## Given data
-*-*-
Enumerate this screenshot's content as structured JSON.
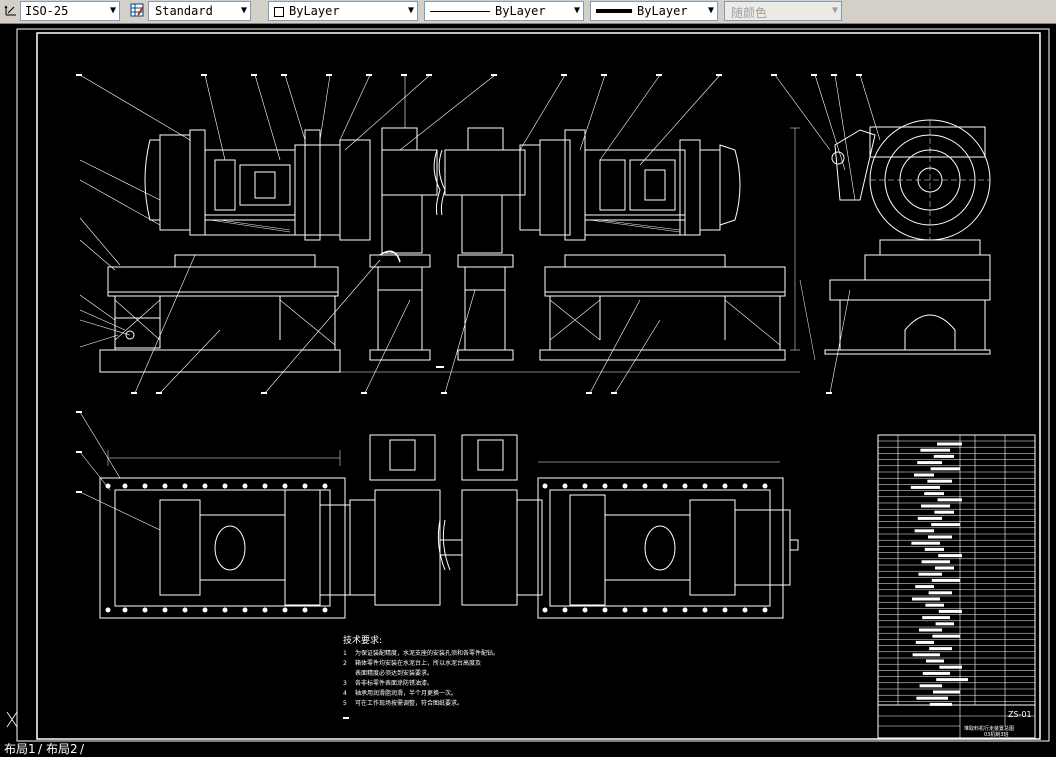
{
  "toolbar": {
    "dimstyle": {
      "value": "ISO-25"
    },
    "tablestyle": {
      "value": "Standard"
    },
    "layer_color": {
      "value": "ByLayer"
    },
    "linetype": {
      "value": "ByLayer"
    },
    "lineweight": {
      "value": "ByLayer"
    },
    "plotstyle": {
      "value": "随颜色"
    }
  },
  "drawing": {
    "tech_title": "技术要求:",
    "tech_notes": [
      {
        "num": "1",
        "text": "为保证装配精度，水泥支座的安装孔须和各零件配钻。"
      },
      {
        "num": "2",
        "text": "箱体零件均安装在水泥台上，所以水泥台高度及"
      },
      {
        "num": "",
        "text": "表面精度必须达到安装要求。"
      },
      {
        "num": "3",
        "text": "各非标零件表面涂防锈油漆。"
      },
      {
        "num": "4",
        "text": "轴承用润滑脂润滑，半个月更换一次。"
      },
      {
        "num": "5",
        "text": "可在工作现场按需调整，符合图纸要求。"
      }
    ],
    "title_block": {
      "drawing_no": "ZS-01",
      "name": "堆取料机行走装置总图",
      "scale": "03机制3班"
    }
  },
  "layout_tabs": [
    "布局1",
    "布局2"
  ],
  "colors": {
    "background": "#000000",
    "lines": "#ffffff",
    "toolbar": "#d4d0c8"
  }
}
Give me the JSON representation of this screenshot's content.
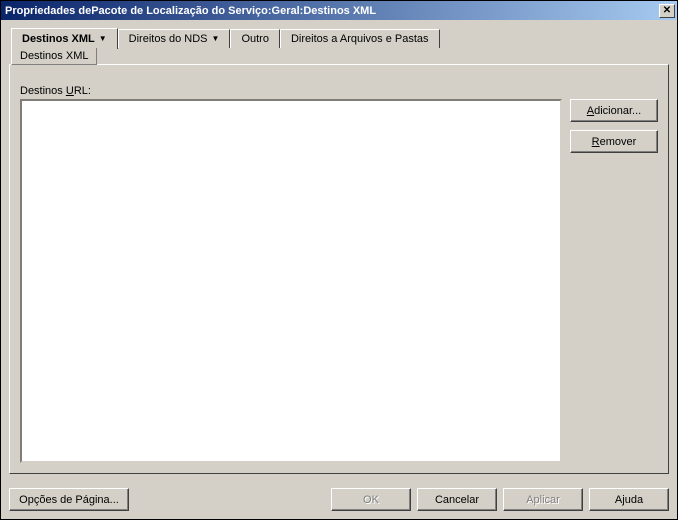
{
  "title": "Propriedades dePacote de Localização do Serviço:Geral:Destinos XML",
  "tabs": {
    "destinos_xml": "Destinos XML",
    "direitos_nds": "Direitos do NDS",
    "outro": "Outro",
    "direitos_arq": "Direitos a Arquivos e Pastas"
  },
  "subtabs": {
    "destinos_xml": "Destinos XML"
  },
  "panel": {
    "list_label_prefix": "Destinos ",
    "list_label_ul": "U",
    "list_label_suffix": "RL:"
  },
  "side_buttons": {
    "add_ul": "A",
    "add_rest": "dicionar...",
    "remove_ul": "R",
    "remove_rest": "emover"
  },
  "footer": {
    "page_options": "Opções de Página...",
    "ok": "OK",
    "cancel": "Cancelar",
    "apply": "Aplicar",
    "help": "Ajuda"
  }
}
-*-*-
## Brief
How many lines in the records above contain the word "Direitos"? Reply with the number alone.

## Exercise solution
2